PROBLEM DETAILS: Select lines where the word "name" appears.

DATA PROVIDED:
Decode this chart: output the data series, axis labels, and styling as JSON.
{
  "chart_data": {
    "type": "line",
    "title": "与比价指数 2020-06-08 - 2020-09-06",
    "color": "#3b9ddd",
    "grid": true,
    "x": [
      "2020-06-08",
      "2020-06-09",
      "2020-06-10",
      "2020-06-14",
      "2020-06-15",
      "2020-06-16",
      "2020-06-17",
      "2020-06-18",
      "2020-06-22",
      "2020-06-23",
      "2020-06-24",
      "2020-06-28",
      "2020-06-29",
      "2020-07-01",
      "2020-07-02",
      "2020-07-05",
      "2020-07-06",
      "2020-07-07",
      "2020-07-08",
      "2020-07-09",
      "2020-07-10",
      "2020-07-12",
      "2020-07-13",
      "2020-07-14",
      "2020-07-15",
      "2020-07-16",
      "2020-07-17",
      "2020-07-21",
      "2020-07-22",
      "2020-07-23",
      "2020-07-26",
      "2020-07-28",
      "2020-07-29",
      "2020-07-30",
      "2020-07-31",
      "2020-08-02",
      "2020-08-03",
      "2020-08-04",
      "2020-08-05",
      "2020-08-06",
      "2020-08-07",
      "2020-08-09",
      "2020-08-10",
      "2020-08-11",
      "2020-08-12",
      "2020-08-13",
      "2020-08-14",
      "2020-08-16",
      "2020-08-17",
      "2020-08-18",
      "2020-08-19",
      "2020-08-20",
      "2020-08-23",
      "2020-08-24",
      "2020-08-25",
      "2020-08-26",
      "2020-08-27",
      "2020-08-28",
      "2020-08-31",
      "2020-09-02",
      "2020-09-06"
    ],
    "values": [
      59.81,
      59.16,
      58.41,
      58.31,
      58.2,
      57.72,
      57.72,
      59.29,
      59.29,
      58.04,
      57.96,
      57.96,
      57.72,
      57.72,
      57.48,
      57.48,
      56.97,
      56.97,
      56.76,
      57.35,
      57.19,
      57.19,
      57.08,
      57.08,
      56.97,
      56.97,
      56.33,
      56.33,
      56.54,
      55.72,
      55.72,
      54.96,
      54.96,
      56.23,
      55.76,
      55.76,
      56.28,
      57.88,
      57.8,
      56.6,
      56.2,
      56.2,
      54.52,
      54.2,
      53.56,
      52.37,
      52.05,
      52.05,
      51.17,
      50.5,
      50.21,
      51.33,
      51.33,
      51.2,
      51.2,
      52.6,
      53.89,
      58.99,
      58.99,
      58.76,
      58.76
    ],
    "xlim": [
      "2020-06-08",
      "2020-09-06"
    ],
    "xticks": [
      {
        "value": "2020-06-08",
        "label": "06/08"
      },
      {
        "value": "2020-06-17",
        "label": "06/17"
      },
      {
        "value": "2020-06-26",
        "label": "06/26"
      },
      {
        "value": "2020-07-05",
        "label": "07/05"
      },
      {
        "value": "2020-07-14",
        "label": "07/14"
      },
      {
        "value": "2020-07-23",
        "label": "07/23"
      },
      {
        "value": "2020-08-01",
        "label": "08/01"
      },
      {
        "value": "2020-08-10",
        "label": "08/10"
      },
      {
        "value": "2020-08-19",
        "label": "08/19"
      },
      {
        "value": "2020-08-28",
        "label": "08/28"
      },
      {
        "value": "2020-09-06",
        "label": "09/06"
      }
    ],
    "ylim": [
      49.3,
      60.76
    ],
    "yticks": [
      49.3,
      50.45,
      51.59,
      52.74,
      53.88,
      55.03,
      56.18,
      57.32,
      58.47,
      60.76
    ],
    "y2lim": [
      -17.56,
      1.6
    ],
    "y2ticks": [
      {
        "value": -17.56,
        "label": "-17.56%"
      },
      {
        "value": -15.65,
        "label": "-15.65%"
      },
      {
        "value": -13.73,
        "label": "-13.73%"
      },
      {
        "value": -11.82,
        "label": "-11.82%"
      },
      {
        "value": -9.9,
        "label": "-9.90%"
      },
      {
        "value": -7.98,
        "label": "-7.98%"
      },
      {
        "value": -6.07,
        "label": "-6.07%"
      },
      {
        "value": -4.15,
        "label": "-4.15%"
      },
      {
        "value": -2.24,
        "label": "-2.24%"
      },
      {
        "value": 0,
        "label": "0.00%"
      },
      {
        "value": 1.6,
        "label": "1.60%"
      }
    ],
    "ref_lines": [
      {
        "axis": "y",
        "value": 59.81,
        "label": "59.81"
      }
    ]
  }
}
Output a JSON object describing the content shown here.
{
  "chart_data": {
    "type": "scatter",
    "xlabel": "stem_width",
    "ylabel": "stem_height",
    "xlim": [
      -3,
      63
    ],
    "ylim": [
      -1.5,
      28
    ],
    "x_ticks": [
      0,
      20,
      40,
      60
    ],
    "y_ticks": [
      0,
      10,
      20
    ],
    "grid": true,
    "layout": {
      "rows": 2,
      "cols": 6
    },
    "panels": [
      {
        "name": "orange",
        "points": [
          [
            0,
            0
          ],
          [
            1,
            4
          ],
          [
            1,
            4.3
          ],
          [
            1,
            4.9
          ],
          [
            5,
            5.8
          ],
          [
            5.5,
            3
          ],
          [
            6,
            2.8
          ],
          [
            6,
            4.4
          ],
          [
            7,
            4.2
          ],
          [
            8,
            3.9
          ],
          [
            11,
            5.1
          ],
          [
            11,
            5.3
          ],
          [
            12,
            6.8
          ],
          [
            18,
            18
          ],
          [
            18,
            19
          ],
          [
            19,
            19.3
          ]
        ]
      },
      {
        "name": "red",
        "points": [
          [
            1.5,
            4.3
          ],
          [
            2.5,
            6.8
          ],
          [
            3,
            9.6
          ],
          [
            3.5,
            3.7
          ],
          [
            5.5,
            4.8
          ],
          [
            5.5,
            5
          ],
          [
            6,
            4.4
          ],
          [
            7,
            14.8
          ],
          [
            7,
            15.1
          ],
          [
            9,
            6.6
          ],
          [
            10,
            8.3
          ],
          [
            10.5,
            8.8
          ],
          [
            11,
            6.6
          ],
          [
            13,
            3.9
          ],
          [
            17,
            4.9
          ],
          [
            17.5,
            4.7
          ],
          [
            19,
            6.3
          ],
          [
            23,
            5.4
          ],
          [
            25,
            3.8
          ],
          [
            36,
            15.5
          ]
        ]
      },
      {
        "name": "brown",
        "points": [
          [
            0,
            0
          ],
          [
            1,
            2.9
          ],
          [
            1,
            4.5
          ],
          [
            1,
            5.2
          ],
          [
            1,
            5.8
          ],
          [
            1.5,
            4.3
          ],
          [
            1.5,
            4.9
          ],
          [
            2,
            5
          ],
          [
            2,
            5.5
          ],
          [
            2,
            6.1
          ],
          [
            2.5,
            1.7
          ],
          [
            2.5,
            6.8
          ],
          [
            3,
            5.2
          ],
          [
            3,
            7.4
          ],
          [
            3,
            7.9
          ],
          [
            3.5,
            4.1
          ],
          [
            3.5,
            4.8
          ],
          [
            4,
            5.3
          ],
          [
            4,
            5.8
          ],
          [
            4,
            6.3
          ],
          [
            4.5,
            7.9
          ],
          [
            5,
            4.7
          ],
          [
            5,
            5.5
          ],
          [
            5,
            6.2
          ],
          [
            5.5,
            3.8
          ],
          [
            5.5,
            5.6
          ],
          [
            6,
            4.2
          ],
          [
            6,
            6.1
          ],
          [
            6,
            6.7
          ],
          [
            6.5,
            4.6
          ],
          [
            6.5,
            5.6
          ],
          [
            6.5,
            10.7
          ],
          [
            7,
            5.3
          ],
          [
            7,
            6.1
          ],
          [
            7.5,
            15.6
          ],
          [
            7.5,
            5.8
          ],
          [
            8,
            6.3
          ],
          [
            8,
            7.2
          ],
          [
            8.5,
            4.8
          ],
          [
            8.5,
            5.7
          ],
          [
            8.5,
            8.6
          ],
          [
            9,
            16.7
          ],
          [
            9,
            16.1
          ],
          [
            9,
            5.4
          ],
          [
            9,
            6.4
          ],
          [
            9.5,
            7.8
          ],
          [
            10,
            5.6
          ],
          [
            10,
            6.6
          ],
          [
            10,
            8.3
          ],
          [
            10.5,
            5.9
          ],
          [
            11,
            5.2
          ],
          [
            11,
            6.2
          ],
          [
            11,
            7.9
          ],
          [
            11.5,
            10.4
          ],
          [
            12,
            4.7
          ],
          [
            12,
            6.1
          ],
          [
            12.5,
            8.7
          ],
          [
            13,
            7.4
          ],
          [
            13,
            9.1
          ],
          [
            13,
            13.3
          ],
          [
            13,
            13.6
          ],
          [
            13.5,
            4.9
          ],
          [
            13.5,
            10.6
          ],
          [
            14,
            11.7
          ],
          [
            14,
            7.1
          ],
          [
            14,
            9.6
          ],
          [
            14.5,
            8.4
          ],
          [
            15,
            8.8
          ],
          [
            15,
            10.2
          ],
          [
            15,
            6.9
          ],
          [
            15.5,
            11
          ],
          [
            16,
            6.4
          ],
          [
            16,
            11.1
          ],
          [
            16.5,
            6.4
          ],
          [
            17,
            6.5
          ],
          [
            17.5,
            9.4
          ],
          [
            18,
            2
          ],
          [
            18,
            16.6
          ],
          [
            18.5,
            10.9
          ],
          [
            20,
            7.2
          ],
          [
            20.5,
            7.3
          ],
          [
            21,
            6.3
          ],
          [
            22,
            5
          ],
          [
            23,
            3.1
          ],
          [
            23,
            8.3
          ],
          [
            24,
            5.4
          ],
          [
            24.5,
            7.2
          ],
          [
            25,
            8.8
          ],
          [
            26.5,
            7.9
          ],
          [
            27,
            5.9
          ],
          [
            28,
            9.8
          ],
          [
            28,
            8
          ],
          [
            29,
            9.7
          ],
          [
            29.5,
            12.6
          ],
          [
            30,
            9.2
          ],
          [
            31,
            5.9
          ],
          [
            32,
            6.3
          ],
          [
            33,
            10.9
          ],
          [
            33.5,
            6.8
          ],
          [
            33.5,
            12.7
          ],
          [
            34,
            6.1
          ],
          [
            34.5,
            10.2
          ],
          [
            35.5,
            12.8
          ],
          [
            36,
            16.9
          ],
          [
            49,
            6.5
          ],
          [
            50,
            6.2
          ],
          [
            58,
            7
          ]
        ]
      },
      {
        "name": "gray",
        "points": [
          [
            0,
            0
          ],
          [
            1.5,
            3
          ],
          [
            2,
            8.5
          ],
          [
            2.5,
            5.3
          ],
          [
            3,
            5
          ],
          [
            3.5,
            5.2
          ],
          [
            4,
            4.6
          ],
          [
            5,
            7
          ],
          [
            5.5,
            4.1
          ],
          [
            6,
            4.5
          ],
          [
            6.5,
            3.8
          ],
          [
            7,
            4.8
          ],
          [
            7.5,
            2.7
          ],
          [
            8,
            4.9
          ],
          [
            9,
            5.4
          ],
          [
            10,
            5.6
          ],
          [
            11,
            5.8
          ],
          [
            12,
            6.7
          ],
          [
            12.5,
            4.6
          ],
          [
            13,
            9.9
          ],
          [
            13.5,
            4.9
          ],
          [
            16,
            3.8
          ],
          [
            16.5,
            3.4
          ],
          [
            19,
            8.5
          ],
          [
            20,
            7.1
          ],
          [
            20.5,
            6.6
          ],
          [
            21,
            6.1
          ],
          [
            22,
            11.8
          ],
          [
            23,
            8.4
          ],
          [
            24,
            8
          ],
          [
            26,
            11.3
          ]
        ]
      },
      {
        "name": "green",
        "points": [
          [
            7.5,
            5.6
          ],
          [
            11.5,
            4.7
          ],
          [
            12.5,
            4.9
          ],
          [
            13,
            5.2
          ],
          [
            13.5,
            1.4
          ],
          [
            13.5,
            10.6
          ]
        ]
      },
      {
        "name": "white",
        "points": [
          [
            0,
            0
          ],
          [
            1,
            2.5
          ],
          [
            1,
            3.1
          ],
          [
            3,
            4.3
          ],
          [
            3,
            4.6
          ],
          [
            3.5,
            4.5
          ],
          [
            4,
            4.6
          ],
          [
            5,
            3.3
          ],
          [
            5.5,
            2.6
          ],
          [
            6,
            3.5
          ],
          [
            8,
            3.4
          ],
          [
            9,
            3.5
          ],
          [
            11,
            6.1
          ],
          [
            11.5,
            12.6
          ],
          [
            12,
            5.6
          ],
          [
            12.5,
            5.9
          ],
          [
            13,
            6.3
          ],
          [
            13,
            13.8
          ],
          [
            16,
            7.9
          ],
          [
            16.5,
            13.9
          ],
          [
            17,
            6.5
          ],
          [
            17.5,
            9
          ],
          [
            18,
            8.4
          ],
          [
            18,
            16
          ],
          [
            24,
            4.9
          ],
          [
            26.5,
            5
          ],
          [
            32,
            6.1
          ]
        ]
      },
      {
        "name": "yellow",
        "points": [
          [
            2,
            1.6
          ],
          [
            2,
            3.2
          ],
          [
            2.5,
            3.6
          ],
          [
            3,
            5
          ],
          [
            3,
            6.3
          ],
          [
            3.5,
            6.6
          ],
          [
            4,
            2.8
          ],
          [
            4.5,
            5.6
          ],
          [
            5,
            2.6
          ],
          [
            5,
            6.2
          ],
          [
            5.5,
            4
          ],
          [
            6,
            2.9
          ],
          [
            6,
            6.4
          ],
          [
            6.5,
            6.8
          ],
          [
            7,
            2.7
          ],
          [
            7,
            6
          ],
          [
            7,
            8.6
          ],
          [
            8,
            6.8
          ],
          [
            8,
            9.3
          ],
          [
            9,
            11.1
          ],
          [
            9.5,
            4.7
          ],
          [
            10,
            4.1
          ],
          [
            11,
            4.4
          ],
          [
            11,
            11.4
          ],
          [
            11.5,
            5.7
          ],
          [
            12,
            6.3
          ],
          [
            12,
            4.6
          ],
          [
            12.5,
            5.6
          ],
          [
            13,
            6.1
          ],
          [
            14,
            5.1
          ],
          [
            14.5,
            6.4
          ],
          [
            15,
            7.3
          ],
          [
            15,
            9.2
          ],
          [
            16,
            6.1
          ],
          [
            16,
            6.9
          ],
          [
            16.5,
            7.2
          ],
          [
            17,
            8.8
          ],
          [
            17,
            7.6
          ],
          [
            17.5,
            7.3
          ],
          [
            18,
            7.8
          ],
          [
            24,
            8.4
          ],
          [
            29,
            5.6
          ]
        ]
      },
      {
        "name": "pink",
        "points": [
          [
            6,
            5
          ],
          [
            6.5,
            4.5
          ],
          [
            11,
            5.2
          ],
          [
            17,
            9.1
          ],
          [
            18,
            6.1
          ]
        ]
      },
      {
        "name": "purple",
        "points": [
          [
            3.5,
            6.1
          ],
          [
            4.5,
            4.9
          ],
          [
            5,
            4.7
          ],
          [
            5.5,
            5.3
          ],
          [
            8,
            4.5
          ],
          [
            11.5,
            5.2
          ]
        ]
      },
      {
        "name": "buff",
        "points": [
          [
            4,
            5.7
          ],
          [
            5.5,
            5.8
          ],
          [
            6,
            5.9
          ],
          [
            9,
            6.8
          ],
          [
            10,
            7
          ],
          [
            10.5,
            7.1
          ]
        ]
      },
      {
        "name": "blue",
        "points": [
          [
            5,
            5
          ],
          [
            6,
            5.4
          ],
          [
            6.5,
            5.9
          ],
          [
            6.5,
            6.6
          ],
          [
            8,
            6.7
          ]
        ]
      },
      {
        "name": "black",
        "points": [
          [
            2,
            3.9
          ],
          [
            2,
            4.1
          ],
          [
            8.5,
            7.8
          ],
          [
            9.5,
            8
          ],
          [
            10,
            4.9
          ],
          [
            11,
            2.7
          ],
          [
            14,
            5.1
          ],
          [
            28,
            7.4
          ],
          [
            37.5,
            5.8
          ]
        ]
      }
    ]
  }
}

TASK RESPONSE:
        "name": "orange",
        "name": "red",
        "name": "brown",
        "name": "gray",
        "name": "green",
        "name": "white",
        "name": "yellow",
        "name": "pink",
        "name": "purple",
        "name": "buff",
        "name": "blue",
        "name": "black",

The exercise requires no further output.